**Written problem**
Write out the listing in full, matching it word for word.

**Data for the task**
┏━━

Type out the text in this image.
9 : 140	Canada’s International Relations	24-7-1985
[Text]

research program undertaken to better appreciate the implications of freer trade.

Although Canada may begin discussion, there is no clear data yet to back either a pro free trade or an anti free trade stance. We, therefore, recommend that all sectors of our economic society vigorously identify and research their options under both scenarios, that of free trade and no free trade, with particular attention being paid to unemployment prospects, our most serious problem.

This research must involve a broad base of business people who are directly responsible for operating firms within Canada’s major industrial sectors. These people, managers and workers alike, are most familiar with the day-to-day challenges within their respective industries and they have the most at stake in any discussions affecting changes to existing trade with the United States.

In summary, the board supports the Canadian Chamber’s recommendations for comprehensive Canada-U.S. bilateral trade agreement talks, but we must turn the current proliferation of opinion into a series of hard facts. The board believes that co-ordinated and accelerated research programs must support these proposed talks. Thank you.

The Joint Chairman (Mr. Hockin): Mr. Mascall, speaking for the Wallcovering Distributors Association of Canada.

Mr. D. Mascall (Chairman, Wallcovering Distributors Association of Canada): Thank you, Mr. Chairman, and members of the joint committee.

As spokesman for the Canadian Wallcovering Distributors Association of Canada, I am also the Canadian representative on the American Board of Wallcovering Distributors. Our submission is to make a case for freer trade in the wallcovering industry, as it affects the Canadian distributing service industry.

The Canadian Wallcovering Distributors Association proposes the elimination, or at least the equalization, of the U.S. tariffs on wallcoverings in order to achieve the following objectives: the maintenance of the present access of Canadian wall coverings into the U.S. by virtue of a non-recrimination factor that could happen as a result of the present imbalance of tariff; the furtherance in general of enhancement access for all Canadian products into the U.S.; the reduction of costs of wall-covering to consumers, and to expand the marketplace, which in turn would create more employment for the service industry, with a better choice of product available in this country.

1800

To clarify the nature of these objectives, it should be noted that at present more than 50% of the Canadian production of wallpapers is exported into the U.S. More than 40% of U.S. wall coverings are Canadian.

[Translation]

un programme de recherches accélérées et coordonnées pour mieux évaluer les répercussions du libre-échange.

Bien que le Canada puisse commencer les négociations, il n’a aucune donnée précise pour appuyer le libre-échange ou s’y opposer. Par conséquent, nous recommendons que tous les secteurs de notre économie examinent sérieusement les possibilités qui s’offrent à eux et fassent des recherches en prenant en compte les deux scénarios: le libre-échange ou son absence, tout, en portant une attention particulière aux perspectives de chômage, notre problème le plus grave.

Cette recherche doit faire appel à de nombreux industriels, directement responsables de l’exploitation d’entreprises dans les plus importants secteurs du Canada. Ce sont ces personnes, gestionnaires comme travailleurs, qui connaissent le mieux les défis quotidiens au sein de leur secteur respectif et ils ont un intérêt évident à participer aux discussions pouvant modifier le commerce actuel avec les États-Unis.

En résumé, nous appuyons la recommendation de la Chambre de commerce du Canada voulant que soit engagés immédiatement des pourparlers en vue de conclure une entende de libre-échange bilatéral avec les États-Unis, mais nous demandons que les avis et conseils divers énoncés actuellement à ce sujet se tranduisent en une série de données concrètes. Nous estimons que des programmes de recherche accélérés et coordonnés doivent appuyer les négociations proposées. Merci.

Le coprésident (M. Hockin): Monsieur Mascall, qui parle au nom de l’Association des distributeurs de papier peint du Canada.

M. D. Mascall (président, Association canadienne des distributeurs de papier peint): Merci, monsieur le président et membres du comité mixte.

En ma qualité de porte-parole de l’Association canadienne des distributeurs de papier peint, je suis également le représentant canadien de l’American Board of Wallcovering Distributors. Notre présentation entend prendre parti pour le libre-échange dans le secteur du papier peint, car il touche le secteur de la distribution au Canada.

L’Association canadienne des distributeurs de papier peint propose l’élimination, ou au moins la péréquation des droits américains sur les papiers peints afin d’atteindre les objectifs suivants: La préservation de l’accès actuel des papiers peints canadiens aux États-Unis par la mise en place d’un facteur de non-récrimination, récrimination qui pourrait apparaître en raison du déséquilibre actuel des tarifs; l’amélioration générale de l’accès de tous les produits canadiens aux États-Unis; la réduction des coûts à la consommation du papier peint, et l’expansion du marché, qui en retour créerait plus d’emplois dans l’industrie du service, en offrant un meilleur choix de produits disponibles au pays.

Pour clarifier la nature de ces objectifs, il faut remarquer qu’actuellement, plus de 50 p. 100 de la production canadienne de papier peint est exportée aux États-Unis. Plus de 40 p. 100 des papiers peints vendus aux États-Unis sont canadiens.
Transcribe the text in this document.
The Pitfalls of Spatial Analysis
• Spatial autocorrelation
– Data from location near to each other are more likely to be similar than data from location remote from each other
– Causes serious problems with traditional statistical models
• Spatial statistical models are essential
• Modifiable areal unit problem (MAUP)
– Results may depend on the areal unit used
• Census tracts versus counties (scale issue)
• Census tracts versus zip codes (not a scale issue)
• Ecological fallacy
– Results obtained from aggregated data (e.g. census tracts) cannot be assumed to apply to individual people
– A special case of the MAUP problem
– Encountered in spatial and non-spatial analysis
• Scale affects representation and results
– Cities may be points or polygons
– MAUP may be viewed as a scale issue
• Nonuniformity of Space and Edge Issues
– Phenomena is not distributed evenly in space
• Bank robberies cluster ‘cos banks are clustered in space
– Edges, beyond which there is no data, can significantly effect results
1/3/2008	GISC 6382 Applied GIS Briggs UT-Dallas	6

┗━━

**Full answer**
Type out the text in this image.
9 : 140	Canada’s International Relations	24-7-1985
[Text]

research program undertaken to better appreciate the implications of freer trade.

Although Canada may begin discussion, there is no clear data yet to back either a pro free trade or an anti free trade stance. We, therefore, recommend that all sectors of our economic society vigorously identify and research their options under both scenarios, that of free trade and no free trade, with particular attention being paid to unemployment prospects, our most serious problem.

This research must involve a broad base of business people who are directly responsible for operating firms within Canada’s major industrial sectors. These people, managers and workers alike, are most familiar with the day-to-day challenges within their respective industries and they have the most at stake in any discussions affecting changes to existing trade with the United States.

In summary, the board supports the Canadian Chamber’s recommendations for comprehensive Canada-U.S. bilateral trade agreement talks, but we must turn the current proliferation of opinion into a series of hard facts. The board believes that co-ordinated and accelerated research programs must support these proposed talks. Thank you.

The Joint Chairman (Mr. Hockin): Mr. Mascall, speaking for the Wallcovering Distributors Association of Canada.

Mr. D. Mascall (Chairman, Wallcovering Distributors Association of Canada): Thank you, Mr. Chairman, and members of the joint committee.

As spokesman for the Canadian Wallcovering Distributors Association of Canada, I am also the Canadian representative on the American Board of Wallcovering Distributors. Our submission is to make a case for freer trade in the wallcovering industry, as it affects the Canadian distributing service industry.

The Canadian Wallcovering Distributors Association proposes the elimination, or at least the equalization, of the U.S. tariffs on wallcoverings in order to achieve the following objectives: the maintenance of the present access of Canadian wall coverings into the U.S. by virtue of a non-recrimination factor that could happen as a result of the present imbalance of tariff; the furtherance in general of enhancement access for all Canadian products into the U.S.; the reduction of costs of wall-covering to consumers, and to expand the marketplace, which in turn would create more employment for the service industry, with a better choice of product available in this country.

1800

To clarify the nature of these objectives, it should be noted that at present more than 50% of the Canadian production of wallpapers is exported into the U.S. More than 40% of U.S. wall coverings are Canadian.

[Translation]

un programme de recherches accélérées et coordonnées pour mieux évaluer les répercussions du libre-échange.

Bien que le Canada puisse commencer les négociations, il n’a aucune donnée précise pour appuyer le libre-échange ou s’y opposer. Par conséquent, nous recommendons que tous les secteurs de notre économie examinent sérieusement les possibilités qui s’offrent à eux et fassent des recherches en prenant en compte les deux scénarios: le libre-échange ou son absence, tout, en portant une attention particulière aux perspectives de chômage, notre problème le plus grave.

Cette recherche doit faire appel à de nombreux industriels, directement responsables de l’exploitation d’entreprises dans les plus importants secteurs du Canada. Ce sont ces personnes, gestionnaires comme travailleurs, qui connaissent le mieux les défis quotidiens au sein de leur secteur respectif et ils ont un intérêt évident à participer aux discussions pouvant modifier le commerce actuel avec les États-Unis.

En résumé, nous appuyons la recommendation de la Chambre de commerce du Canada voulant que soit engagés immédiatement des pourparlers en vue de conclure une entende de libre-échange bilatéral avec les États-Unis, mais nous demandons que les avis et conseils divers énoncés actuellement à ce sujet se tranduisent en une série de données concrètes. Nous estimons que des programmes de recherche accélérés et coordonnés doivent appuyer les négociations proposées. Merci.

Le coprésident (M. Hockin): Monsieur Mascall, qui parle au nom de l’Association des distributeurs de papier peint du Canada.

M. D. Mascall (président, Association canadienne des distributeurs de papier peint): Merci, monsieur le président et membres du comité mixte.

En ma qualité de porte-parole de l’Association canadienne des distributeurs de papier peint, je suis également le représentant canadien de l’American Board of Wallcovering Distributors. Notre présentation entend prendre parti pour le libre-échange dans le secteur du papier peint, car il touche le secteur de la distribution au Canada.

L’Association canadienne des distributeurs de papier peint propose l’élimination, ou au moins la péréquation des droits américains sur les papiers peints afin d’atteindre les objectifs suivants: La préservation de l’accès actuel des papiers peints canadiens aux États-Unis par la mise en place d’un facteur de non-récrimination, récrimination qui pourrait apparaître en raison du déséquilibre actuel des tarifs; l’amélioration générale de l’accès de tous les produits canadiens aux États-Unis; la réduction des coûts à la consommation du papier peint, et l’expansion du marché, qui en retour créerait plus d’emplois dans l’industrie du service, en offrant un meilleur choix de produits disponibles au pays.

Pour clarifier la nature de ces objectifs, il faut remarquer qu’actuellement, plus de 50 p. 100 de la production canadienne de papier peint est exportée aux États-Unis. Plus de 40 p. 100 des papiers peints vendus aux États-Unis sont canadiens.
Transcribe the text in this document.
The Pitfalls of Spatial Analysis
• Spatial autocorrelation
– Data from location near to each other are more likely to be similar than data from location remote from each other
– Causes serious problems with traditional statistical models
• Spatial statistical models are essential
• Modifiable areal unit problem (MAUP)
– Results may depend on the areal unit used
• Census tracts versus counties (scale issue)
• Census tracts versus zip codes (not a scale issue)
• Ecological fallacy
– Results obtained from aggregated data (e.g. census tracts) cannot be assumed to apply to individual people
– A special case of the MAUP problem
– Encountered in spatial and non-spatial analysis
• Scale affects representation and results
– Cities may be points or polygons
– MAUP may be viewed as a scale issue
• Nonuniformity of Space and Edge Issues
– Phenomena is not distributed evenly in space
• Bank robberies cluster ‘cos banks are clustered in space
– Edges, beyond which there is no data, can significantly effect results
1/3/2008	GISC 6382 Applied GIS Briggs UT-Dallas	6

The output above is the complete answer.